**List of tasks:**
a - Answer these questions from the introduction on meta-analytic structural equation modeling below, one line each:
(i) What does MASEM fit a structural equation model to?
(ii) Why is MASEM commonly conducted on a pooled correlation matrix rather than a covariance matrix?
(iii) Which chapter covers heterogeneity of correlation coefficients and random effects approaches?
b - Carry on the introduction on meta-analytic structural equation modeling below, picking up after its final sentence.

## start Supplied passage

Keywords

2.1 Introduction

As shown in Chap. 1, a structural equation model can be fitted to the covariance or correlation matrix of the variables of interest, without requirement of the raw data. Therefore, if articles report the correlations between the research variables (or information that can be used to estimate the correlation), the results can be used in a meta-analysis. MASEM combines structural equation modeling with meta-analysis by fitting a structural equation model on a meta-analyzed covariance or correlation matrix. As the primary studies in a meta-analysis often involve variables that are measured in different scales, MASEM is commonly conducted using a pooled correlation rather than covariance matrix. In the remainder of this book I will therefore focus on correlation matrices (but see Beretvas and Furlow 2006; Cheung and Chan 2009). MASEM typically consists of two stages (Viswesvaran and Ones 1995). In the first stage, correlation coefficients are tested for homogeneity across studies and combined together to form a pooled correlation matrix. In the second stage, a structural equation model is fitted to the pooled correlation matrix. In the next sections I outline the different approaches to pool correlation coefficients under the assumption that the correlations are homogenous across studies (fixed effects approaches). Heterogeneity of correlation coefficients and random effects approaches are discussed in Chap. 3.

## end Supplied passage
## start Data

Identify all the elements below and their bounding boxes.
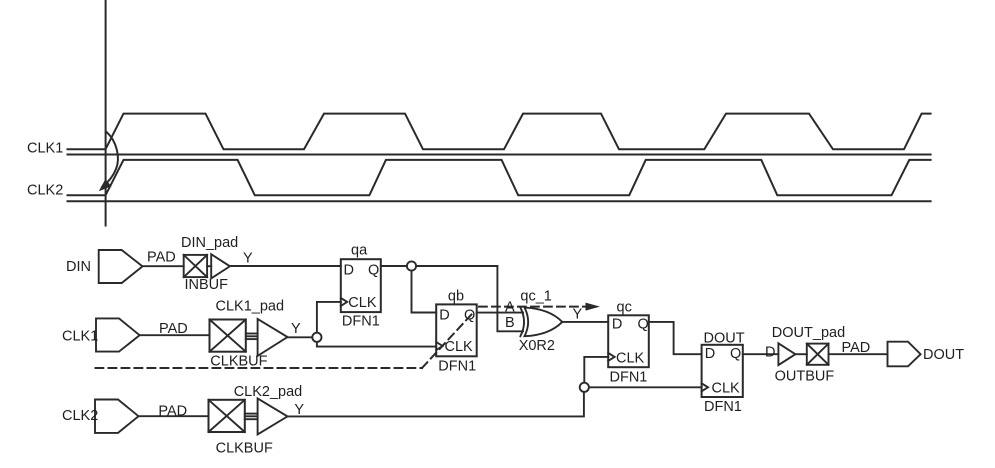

## end Data

**Answers for the tasks:**
a -
(i) A meta-analyzed covariance or correlation matrix.
(ii) The primary studies in a meta-analysis often involve variables measured in different scales.
(iii) Chapter 3.

b -
2.2 Univariate Methods

In the univariate approaches, the correlation coefficients are pooled separately across studies based on bivariate information only. Dependency of correlation coefficients within studies is not taken into account (as opposed to multivariate methods, described in the next section). In the univariate approaches, a population value is estimated for each correlation coefficient separately. For one correlation coefficient, for each study i, the correlation coefficient is weighted by the inverse of the estimated sampling variance (the squared standard error), v i . The sampling variance of the correlation between variables A and B is given by:

$$v_{i\_AB} = ( 1{-}{\rho_{i\_AB}}^{ 2} )^{ 2} /n_{i} ,$$
(2.1)

where n i is the sample size in study i, and the observed correlation r i_AB can be plugged in for the unknown population correlation ρ i_AB . By taking the average of the weighted correlation coefficients across the k studies, one obtains the synthesized population correlation estimate:

$$\hat{\rho } = \frac{{\mathop \sum \nolimits_{i = 1}^{k} \frac{1}{{v_{i\_AB} }} r_{i\_AB} }}{{\mathop \sum \nolimits_{i = 1}^{k} \frac{1}{{v_{i\_AB} }} }}.$$
(2.2)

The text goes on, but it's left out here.